● Exercise brief: Copy all records verbatim.

● Records provided:
+++

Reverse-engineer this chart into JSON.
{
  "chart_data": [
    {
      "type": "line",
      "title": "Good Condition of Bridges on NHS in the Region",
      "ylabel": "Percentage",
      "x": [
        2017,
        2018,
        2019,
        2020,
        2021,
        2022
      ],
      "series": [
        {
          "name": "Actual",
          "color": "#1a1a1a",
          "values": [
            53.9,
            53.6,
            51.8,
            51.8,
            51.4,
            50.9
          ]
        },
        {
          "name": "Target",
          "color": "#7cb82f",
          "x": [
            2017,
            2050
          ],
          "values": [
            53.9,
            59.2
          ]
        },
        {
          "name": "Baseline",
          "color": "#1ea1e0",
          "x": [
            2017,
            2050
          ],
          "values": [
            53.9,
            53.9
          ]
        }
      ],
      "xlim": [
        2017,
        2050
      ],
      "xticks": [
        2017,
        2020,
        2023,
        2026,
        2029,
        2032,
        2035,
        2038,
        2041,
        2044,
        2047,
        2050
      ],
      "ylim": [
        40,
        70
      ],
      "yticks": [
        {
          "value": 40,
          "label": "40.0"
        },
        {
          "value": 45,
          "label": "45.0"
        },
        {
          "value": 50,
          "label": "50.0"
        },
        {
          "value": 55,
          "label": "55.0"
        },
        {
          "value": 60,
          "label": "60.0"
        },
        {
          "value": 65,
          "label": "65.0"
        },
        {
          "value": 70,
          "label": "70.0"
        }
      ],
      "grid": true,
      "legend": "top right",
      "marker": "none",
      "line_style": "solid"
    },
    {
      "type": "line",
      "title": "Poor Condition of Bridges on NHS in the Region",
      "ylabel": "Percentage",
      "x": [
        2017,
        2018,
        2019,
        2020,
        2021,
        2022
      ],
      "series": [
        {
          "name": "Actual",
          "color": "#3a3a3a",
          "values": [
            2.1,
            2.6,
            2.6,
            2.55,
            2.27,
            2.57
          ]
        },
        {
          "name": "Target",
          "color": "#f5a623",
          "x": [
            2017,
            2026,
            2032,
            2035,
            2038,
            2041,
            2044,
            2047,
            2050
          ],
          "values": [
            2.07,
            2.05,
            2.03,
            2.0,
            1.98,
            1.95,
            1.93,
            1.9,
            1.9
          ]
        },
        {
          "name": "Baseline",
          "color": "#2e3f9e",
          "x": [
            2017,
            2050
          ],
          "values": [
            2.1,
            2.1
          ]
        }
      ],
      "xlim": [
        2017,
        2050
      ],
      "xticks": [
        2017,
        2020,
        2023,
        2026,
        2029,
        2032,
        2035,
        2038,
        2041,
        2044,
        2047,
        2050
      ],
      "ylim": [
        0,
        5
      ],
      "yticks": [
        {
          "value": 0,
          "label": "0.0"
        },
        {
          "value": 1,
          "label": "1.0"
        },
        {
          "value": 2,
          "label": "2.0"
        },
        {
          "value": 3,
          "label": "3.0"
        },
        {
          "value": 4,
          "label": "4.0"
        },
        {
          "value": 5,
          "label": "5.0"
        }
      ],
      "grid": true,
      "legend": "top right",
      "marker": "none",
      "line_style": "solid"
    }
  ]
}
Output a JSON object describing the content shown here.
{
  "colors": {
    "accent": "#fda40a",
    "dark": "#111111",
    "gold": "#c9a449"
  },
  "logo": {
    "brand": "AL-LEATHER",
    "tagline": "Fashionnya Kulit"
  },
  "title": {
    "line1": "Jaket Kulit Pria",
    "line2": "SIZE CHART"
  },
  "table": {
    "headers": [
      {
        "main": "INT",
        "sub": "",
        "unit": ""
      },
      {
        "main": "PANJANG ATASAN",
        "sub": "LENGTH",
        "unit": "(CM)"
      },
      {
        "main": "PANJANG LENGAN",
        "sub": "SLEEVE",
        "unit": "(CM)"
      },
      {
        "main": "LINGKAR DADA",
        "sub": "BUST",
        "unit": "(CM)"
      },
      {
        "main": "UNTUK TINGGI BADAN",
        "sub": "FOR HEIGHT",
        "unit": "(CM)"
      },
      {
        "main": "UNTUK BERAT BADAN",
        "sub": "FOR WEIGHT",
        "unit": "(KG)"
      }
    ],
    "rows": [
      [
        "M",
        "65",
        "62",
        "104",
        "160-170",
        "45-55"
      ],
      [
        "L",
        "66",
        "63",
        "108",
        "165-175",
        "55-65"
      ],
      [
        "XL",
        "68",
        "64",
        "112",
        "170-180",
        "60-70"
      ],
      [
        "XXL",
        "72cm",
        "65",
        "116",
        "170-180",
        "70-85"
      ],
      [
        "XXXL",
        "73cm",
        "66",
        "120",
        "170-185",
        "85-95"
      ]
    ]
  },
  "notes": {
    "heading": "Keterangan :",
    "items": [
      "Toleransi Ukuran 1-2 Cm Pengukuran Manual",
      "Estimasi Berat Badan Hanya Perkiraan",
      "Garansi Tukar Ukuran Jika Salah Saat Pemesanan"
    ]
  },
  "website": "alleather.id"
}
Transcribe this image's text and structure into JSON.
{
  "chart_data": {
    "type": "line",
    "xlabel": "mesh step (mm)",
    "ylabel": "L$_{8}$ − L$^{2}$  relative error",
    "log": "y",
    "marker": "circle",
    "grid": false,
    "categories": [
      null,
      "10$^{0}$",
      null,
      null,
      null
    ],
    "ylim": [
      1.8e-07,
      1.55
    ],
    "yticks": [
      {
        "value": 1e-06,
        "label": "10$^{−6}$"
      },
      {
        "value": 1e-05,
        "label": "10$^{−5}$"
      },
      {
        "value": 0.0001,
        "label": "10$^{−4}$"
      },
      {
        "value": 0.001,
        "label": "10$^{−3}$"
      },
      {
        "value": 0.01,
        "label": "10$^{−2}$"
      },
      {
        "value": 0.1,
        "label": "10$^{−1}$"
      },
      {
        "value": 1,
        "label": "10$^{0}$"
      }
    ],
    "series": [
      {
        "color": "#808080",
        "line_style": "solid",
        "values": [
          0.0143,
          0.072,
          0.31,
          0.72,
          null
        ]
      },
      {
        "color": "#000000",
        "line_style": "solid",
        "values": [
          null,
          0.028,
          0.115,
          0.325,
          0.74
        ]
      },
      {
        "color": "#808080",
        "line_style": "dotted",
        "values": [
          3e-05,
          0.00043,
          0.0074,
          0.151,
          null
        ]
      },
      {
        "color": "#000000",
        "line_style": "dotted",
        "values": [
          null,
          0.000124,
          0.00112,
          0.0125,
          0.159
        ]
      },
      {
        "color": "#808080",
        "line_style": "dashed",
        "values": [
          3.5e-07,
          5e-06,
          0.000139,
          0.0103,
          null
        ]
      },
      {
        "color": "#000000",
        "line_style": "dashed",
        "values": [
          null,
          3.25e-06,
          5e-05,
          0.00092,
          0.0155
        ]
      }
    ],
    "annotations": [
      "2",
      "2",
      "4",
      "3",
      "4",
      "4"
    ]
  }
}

+++

● Exercise solution:
Reverse-engineer this chart into JSON.
{
  "chart_data": [
    {
      "type": "line",
      "title": "Good Condition of Bridges on NHS in the Region",
      "ylabel": "Percentage",
      "x": [
        2017,
        2018,
        2019,
        2020,
        2021,
        2022
      ],
      "series": [
        {
          "name": "Actual",
          "color": "#1a1a1a",
          "values": [
            53.9,
            53.6,
            51.8,
            51.8,
            51.4,
            50.9
          ]
        },
        {
          "name": "Target",
          "color": "#7cb82f",
          "x": [
            2017,
            2050
          ],
          "values": [
            53.9,
            59.2
          ]
        },
        {
          "name": "Baseline",
          "color": "#1ea1e0",
          "x": [
            2017,
            2050
          ],
          "values": [
            53.9,
            53.9
          ]
        }
      ],
      "xlim": [
        2017,
        2050
      ],
      "xticks": [
        2017,
        2020,
        2023,
        2026,
        2029,
        2032,
        2035,
        2038,
        2041,
        2044,
        2047,
        2050
      ],
      "ylim": [
        40,
        70
      ],
      "yticks": [
        {
          "value": 40,
          "label": "40.0"
        },
        {
          "value": 45,
          "label": "45.0"
        },
        {
          "value": 50,
          "label": "50.0"
        },
        {
          "value": 55,
          "label": "55.0"
        },
        {
          "value": 60,
          "label": "60.0"
        },
        {
          "value": 65,
          "label": "65.0"
        },
        {
          "value": 70,
          "label": "70.0"
        }
      ],
      "grid": true,
      "legend": "top right",
      "marker": "none",
      "line_style": "solid"
    },
    {
      "type": "line",
      "title": "Poor Condition of Bridges on NHS in the Region",
      "ylabel": "Percentage",
      "x": [
        2017,
        2018,
        2019,
        2020,
        2021,
        2022
      ],
      "series": [
        {
          "name": "Actual",
          "color": "#3a3a3a",
          "values": [
            2.1,
            2.6,
            2.6,
            2.55,
            2.27,
            2.57
          ]
        },
        {
          "name": "Target",
          "color": "#f5a623",
          "x": [
            2017,
            2026,
            2032,
            2035,
            2038,
            2041,
            2044,
            2047,
            2050
          ],
          "values": [
            2.07,
            2.05,
            2.03,
            2.0,
            1.98,
            1.95,
            1.93,
            1.9,
            1.9
          ]
        },
        {
          "name": "Baseline",
          "color": "#2e3f9e",
          "x": [
            2017,
            2050
          ],
          "values": [
            2.1,
            2.1
          ]
        }
      ],
      "xlim": [
        2017,
        2050
      ],
      "xticks": [
        2017,
        2020,
        2023,
        2026,
        2029,
        2032,
        2035,
        2038,
        2041,
        2044,
        2047,
        2050
      ],
      "ylim": [
        0,
        5
      ],
      "yticks": [
        {
          "value": 0,
          "label": "0.0"
        },
        {
          "value": 1,
          "label": "1.0"
        },
        {
          "value": 2,
          "label": "2.0"
        },
        {
          "value": 3,
          "label": "3.0"
        },
        {
          "value": 4,
          "label": "4.0"
        },
        {
          "value": 5,
          "label": "5.0"
        }
      ],
      "grid": true,
      "legend": "top right",
      "marker": "none",
      "line_style": "solid"
    }
  ]
}
Output a JSON object describing the content shown here.
{
  "colors": {
    "accent": "#fda40a",
    "dark": "#111111",
    "gold": "#c9a449"
  },
  "logo": {
    "brand": "AL-LEATHER",
    "tagline": "Fashionnya Kulit"
  },
  "title": {
    "line1": "Jaket Kulit Pria",
    "line2": "SIZE CHART"
  },
  "table": {
    "headers": [
      {
        "main": "INT",
        "sub": "",
        "unit": ""
      },
      {
        "main": "PANJANG ATASAN",
        "sub": "LENGTH",
        "unit": "(CM)"
      },
      {
        "main": "PANJANG LENGAN",
        "sub": "SLEEVE",
        "unit": "(CM)"
      },
      {
        "main": "LINGKAR DADA",
        "sub": "BUST",
        "unit": "(CM)"
      },
      {
        "main": "UNTUK TINGGI BADAN",
        "sub": "FOR HEIGHT",
        "unit": "(CM)"
      },
      {
        "main": "UNTUK BERAT BADAN",
        "sub": "FOR WEIGHT",
        "unit": "(KG)"
      }
    ],
    "rows": [
      [
        "M",
        "65",
        "62",
        "104",
        "160-170",
        "45-55"
      ],
      [
        "L",
        "66",
        "63",
        "108",
        "165-175",
        "55-65"
      ],
      [
        "XL",
        "68",
        "64",
        "112",
        "170-180",
        "60-70"
      ],
      [
        "XXL",
        "72cm",
        "65",
        "116",
        "170-180",
        "70-85"
      ],
      [
        "XXXL",
        "73cm",
        "66",
        "120",
        "170-185",
        "85-95"
      ]
    ]
  },
  "notes": {
    "heading": "Keterangan :",
    "items": [
      "Toleransi Ukuran 1-2 Cm Pengukuran Manual",
      "Estimasi Berat Badan Hanya Perkiraan",
      "Garansi Tukar Ukuran Jika Salah Saat Pemesanan"
    ]
  },
  "website": "alleather.id"
}
Transcribe this image's text and structure into JSON.
{
  "chart_data": {
    "type": "line",
    "xlabel": "mesh step (mm)",
    "ylabel": "L$_{8}$ − L$^{2}$  relative error",
    "log": "y",
    "marker": "circle",
    "grid": false,
    "categories": [
      null,
      "10$^{0}$",
      null,
      null,
      null
    ],
    "ylim": [
      1.8e-07,
      1.55
    ],
    "yticks": [
      {
        "value": 1e-06,
        "label": "10$^{−6}$"
      },
      {
        "value": 1e-05,
        "label": "10$^{−5}$"
      },
      {
        "value": 0.0001,
        "label": "10$^{−4}$"
      },
      {
        "value": 0.001,
        "label": "10$^{−3}$"
      },
      {
        "value": 0.01,
        "label": "10$^{−2}$"
      },
      {
        "value": 0.1,
        "label": "10$^{−1}$"
      },
      {
        "value": 1,
        "label": "10$^{0}$"
      }
    ],
    "series": [
      {
        "color": "#808080",
        "line_style": "solid",
        "values": [
          0.0143,
          0.072,
          0.31,
          0.72,
          null
        ]
      },
      {
        "color": "#000000",
        "line_style": "solid",
        "values": [
          null,
          0.028,
          0.115,
          0.325,
          0.74
        ]
      },
      {
        "color": "#808080",
        "line_style": "dotted",
        "values": [
          3e-05,
          0.00043,
          0.0074,
          0.151,
          null
        ]
      },
      {
        "color": "#000000",
        "line_style": "dotted",
        "values": [
          null,
          0.000124,
          0.00112,
          0.0125,
          0.159
        ]
      },
      {
        "color": "#808080",
        "line_style": "dashed",
        "values": [
          3.5e-07,
          5e-06,
          0.000139,
          0.0103,
          null
        ]
      },
      {
        "color": "#000000",
        "line_style": "dashed",
        "values": [
          null,
          3.25e-06,
          5e-05,
          0.00092,
          0.0155
        ]
      }
    ],
    "annotations": [
      "2",
      "2",
      "4",
      "3",
      "4",
      "4"
    ]
  }
}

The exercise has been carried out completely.